* **GOAL**:
Could you extract every line of the records below and reproduce each one character for character, without changing anything?

## Start INFORMATION PROVIDED

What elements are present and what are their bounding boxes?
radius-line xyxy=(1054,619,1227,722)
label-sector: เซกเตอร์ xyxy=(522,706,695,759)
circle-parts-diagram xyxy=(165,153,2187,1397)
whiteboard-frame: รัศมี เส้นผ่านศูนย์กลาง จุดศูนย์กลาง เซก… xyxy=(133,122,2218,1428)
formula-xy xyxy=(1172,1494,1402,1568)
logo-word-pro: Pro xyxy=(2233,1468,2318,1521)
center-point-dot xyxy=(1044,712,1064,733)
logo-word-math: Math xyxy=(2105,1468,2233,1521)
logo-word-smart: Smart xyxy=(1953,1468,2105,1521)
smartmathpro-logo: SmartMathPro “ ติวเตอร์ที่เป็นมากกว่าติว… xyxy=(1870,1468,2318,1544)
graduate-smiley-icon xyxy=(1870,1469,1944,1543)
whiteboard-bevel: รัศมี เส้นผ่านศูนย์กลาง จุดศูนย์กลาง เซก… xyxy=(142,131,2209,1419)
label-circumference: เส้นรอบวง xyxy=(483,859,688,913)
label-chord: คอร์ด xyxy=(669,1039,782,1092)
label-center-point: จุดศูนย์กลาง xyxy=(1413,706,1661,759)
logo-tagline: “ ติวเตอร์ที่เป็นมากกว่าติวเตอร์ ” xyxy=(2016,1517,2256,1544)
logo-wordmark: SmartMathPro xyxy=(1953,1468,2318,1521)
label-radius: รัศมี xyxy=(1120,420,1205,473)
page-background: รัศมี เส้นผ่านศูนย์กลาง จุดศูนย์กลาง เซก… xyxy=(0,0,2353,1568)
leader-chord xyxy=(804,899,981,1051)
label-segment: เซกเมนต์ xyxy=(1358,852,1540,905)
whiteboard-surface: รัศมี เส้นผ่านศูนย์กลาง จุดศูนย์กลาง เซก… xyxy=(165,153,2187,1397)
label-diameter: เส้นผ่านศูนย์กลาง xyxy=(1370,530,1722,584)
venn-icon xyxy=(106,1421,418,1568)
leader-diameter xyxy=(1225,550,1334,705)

## End INFORMATION PROVIDED

* **TASK RESPONSE**:
What elements are present and what are their bounding boxes?
radius-line xyxy=(1054,619,1227,722)
label-sector: เซกเตอร์ xyxy=(522,706,695,759)
circle-parts-diagram xyxy=(165,153,2187,1397)
whiteboard-frame: รัศมี เส้นผ่านศูนย์กลาง จุดศูนย์กลาง เซก… xyxy=(133,122,2218,1428)
formula-xy xyxy=(1172,1494,1402,1568)
logo-word-pro: Pro xyxy=(2233,1468,2318,1521)
center-point-dot xyxy=(1044,712,1064,733)
logo-word-math: Math xyxy=(2105,1468,2233,1521)
logo-word-smart: Smart xyxy=(1953,1468,2105,1521)
smartmathpro-logo: SmartMathPro “ ติวเตอร์ที่เป็นมากกว่าติว… xyxy=(1870,1468,2318,1544)
graduate-smiley-icon xyxy=(1870,1469,1944,1543)
whiteboard-bevel: รัศมี เส้นผ่านศูนย์กลาง จุดศูนย์กลาง เซก… xyxy=(142,131,2209,1419)
label-circumference: เส้นรอบวง xyxy=(483,859,688,913)
label-chord: คอร์ด xyxy=(669,1039,782,1092)
label-center-point: จุดศูนย์กลาง xyxy=(1413,706,1661,759)
logo-tagline: “ ติวเตอร์ที่เป็นมากกว่าติวเตอร์ ” xyxy=(2016,1517,2256,1544)
logo-wordmark: SmartMathPro xyxy=(1953,1468,2318,1521)
label-radius: รัศมี xyxy=(1120,420,1205,473)
page-background: รัศมี เส้นผ่านศูนย์กลาง จุดศูนย์กลาง เซก… xyxy=(0,0,2353,1568)
leader-chord xyxy=(804,899,981,1051)
label-segment: เซกเมนต์ xyxy=(1358,852,1540,905)
whiteboard-surface: รัศมี เส้นผ่านศูนย์กลาง จุดศูนย์กลาง เซก… xyxy=(165,153,2187,1397)
label-diameter: เส้นผ่านศูนย์กลาง xyxy=(1370,530,1722,584)
venn-icon xyxy=(106,1421,418,1568)
leader-diameter xyxy=(1225,550,1334,705)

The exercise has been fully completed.